**Direction**.
Give the entries back exactly, dropping each image.

--- start of Material provided ---

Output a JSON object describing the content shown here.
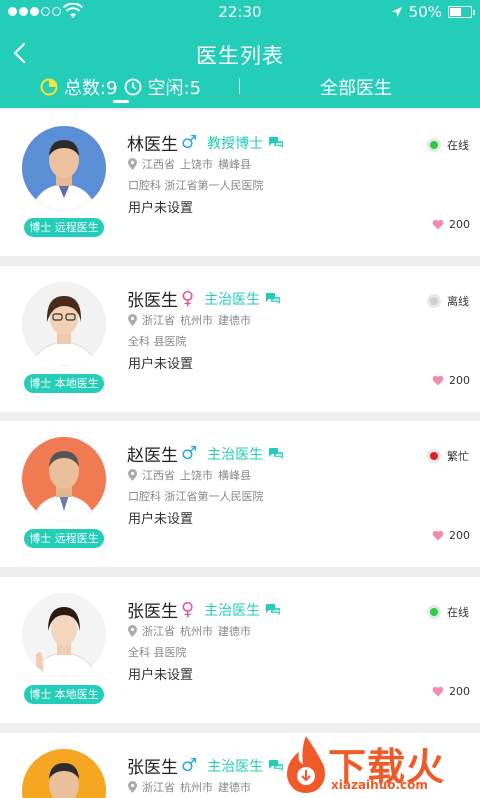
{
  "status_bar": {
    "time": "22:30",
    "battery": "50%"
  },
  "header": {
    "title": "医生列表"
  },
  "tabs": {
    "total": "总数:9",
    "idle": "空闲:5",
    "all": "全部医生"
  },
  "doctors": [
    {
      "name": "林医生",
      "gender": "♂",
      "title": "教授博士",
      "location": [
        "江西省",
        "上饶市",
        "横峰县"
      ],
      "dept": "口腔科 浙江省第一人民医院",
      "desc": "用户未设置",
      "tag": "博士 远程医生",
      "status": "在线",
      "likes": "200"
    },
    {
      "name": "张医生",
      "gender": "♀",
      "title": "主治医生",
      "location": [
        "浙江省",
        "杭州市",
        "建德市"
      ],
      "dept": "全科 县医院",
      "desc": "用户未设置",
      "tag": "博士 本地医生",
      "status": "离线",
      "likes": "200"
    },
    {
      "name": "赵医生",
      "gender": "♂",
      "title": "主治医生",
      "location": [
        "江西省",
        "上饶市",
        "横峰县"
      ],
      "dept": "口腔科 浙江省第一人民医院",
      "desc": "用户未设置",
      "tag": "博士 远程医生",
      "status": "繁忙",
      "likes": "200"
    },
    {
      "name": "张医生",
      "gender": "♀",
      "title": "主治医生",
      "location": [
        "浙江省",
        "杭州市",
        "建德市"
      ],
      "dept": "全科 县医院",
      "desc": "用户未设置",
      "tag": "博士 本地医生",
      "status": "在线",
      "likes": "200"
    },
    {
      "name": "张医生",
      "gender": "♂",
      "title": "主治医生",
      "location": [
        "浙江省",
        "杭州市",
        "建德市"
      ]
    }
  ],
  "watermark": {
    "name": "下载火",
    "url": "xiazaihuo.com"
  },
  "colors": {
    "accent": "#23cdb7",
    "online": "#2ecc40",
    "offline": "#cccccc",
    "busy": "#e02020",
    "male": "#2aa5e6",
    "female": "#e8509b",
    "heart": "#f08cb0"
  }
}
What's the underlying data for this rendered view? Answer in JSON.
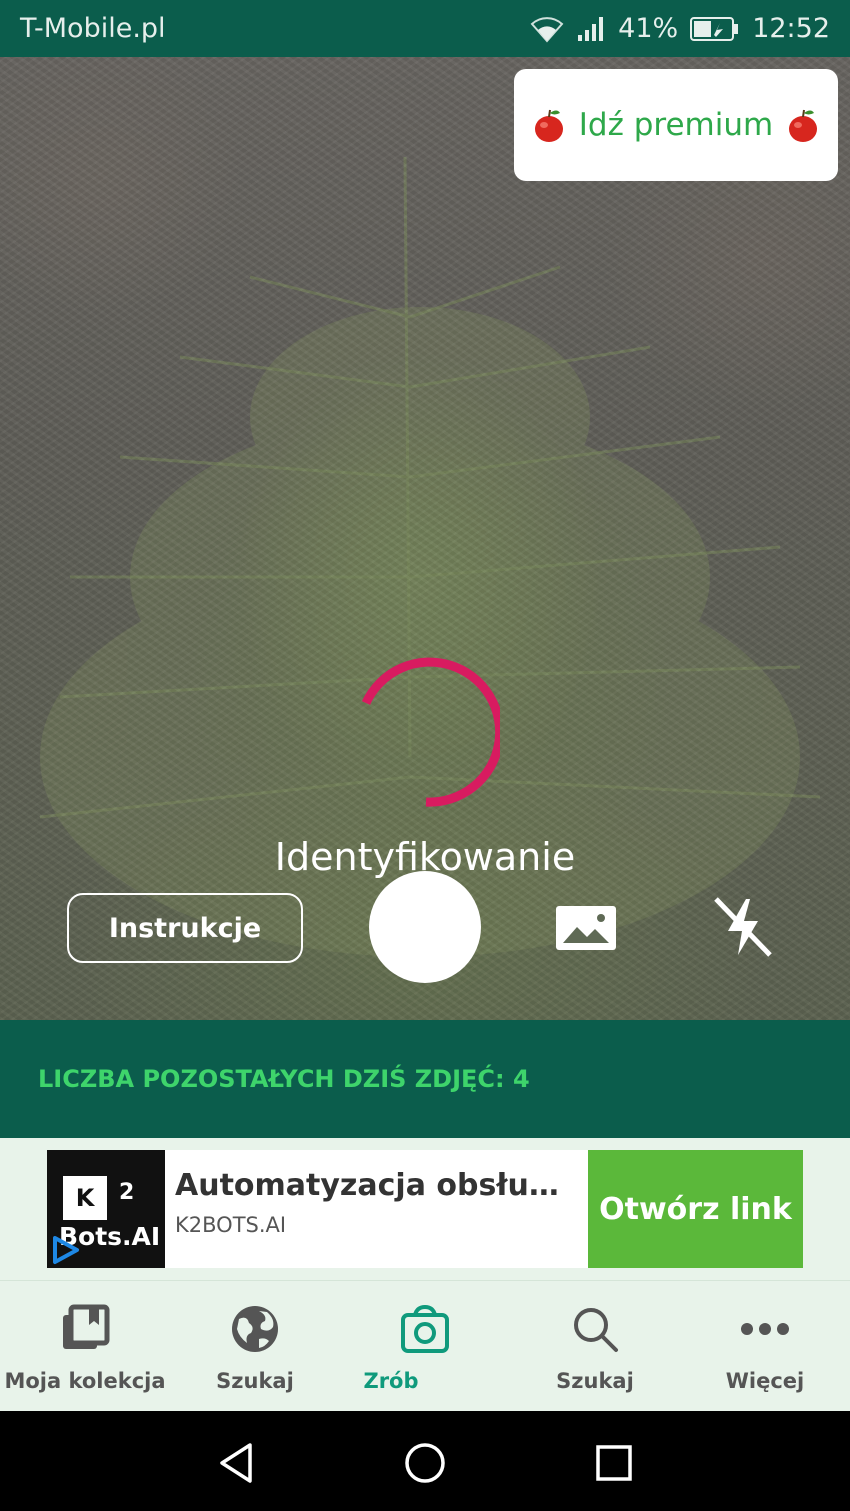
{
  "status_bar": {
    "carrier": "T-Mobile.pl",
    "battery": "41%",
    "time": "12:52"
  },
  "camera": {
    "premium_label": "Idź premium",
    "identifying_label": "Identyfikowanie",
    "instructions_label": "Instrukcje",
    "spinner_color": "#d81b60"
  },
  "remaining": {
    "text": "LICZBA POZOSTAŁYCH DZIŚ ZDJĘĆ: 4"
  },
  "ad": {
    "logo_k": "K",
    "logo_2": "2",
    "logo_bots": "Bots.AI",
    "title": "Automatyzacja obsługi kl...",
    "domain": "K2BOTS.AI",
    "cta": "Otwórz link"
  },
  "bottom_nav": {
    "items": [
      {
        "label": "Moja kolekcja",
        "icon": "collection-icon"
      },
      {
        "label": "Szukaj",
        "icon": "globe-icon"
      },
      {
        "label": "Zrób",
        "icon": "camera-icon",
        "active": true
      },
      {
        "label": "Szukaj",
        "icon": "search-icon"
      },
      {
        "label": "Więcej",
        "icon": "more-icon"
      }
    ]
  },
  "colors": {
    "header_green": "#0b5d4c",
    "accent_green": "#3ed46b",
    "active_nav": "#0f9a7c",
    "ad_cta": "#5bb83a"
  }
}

--- end of Material provided ---

**Task result**.
Output a JSON object describing the content shown here.
{
  "status_bar": {
    "time": "22:30",
    "battery": "50%"
  },
  "header": {
    "title": "医生列表"
  },
  "tabs": {
    "total": "总数:9",
    "idle": "空闲:5",
    "all": "全部医生"
  },
  "doctors": [
    {
      "name": "林医生",
      "gender": "♂",
      "title": "教授博士",
      "location": [
        "江西省",
        "上饶市",
        "横峰县"
      ],
      "dept": "口腔科 浙江省第一人民医院",
      "desc": "用户未设置",
      "tag": "博士 远程医生",
      "status": "在线",
      "likes": "200"
    },
    {
      "name": "张医生",
      "gender": "♀",
      "title": "主治医生",
      "location": [
        "浙江省",
        "杭州市",
        "建德市"
      ],
      "dept": "全科 县医院",
      "desc": "用户未设置",
      "tag": "博士 本地医生",
      "status": "离线",
      "likes": "200"
    },
    {
      "name": "赵医生",
      "gender": "♂",
      "title": "主治医生",
      "location": [
        "江西省",
        "上饶市",
        "横峰县"
      ],
      "dept": "口腔科 浙江省第一人民医院",
      "desc": "用户未设置",
      "tag": "博士 远程医生",
      "status": "繁忙",
      "likes": "200"
    },
    {
      "name": "张医生",
      "gender": "♀",
      "title": "主治医生",
      "location": [
        "浙江省",
        "杭州市",
        "建德市"
      ],
      "dept": "全科 县医院",
      "desc": "用户未设置",
      "tag": "博士 本地医生",
      "status": "在线",
      "likes": "200"
    },
    {
      "name": "张医生",
      "gender": "♂",
      "title": "主治医生",
      "location": [
        "浙江省",
        "杭州市",
        "建德市"
      ]
    }
  ],
  "watermark": {
    "name": "下载火",
    "url": "xiazaihuo.com"
  },
  "colors": {
    "accent": "#23cdb7",
    "online": "#2ecc40",
    "offline": "#cccccc",
    "busy": "#e02020",
    "male": "#2aa5e6",
    "female": "#e8509b",
    "heart": "#f08cb0"
  }
}
What's the underlying data for this rendered view? Answer in JSON.
{
  "status_bar": {
    "carrier": "T-Mobile.pl",
    "battery": "41%",
    "time": "12:52"
  },
  "camera": {
    "premium_label": "Idź premium",
    "identifying_label": "Identyfikowanie",
    "instructions_label": "Instrukcje",
    "spinner_color": "#d81b60"
  },
  "remaining": {
    "text": "LICZBA POZOSTAŁYCH DZIŚ ZDJĘĆ: 4"
  },
  "ad": {
    "logo_k": "K",
    "logo_2": "2",
    "logo_bots": "Bots.AI",
    "title": "Automatyzacja obsługi kl...",
    "domain": "K2BOTS.AI",
    "cta": "Otwórz link"
  },
  "bottom_nav": {
    "items": [
      {
        "label": "Moja kolekcja",
        "icon": "collection-icon"
      },
      {
        "label": "Szukaj",
        "icon": "globe-icon"
      },
      {
        "label": "Zrób",
        "icon": "camera-icon",
        "active": true
      },
      {
        "label": "Szukaj",
        "icon": "search-icon"
      },
      {
        "label": "Więcej",
        "icon": "more-icon"
      }
    ]
  },
  "colors": {
    "header_green": "#0b5d4c",
    "accent_green": "#3ed46b",
    "active_nav": "#0f9a7c",
    "ad_cta": "#5bb83a"
  }
}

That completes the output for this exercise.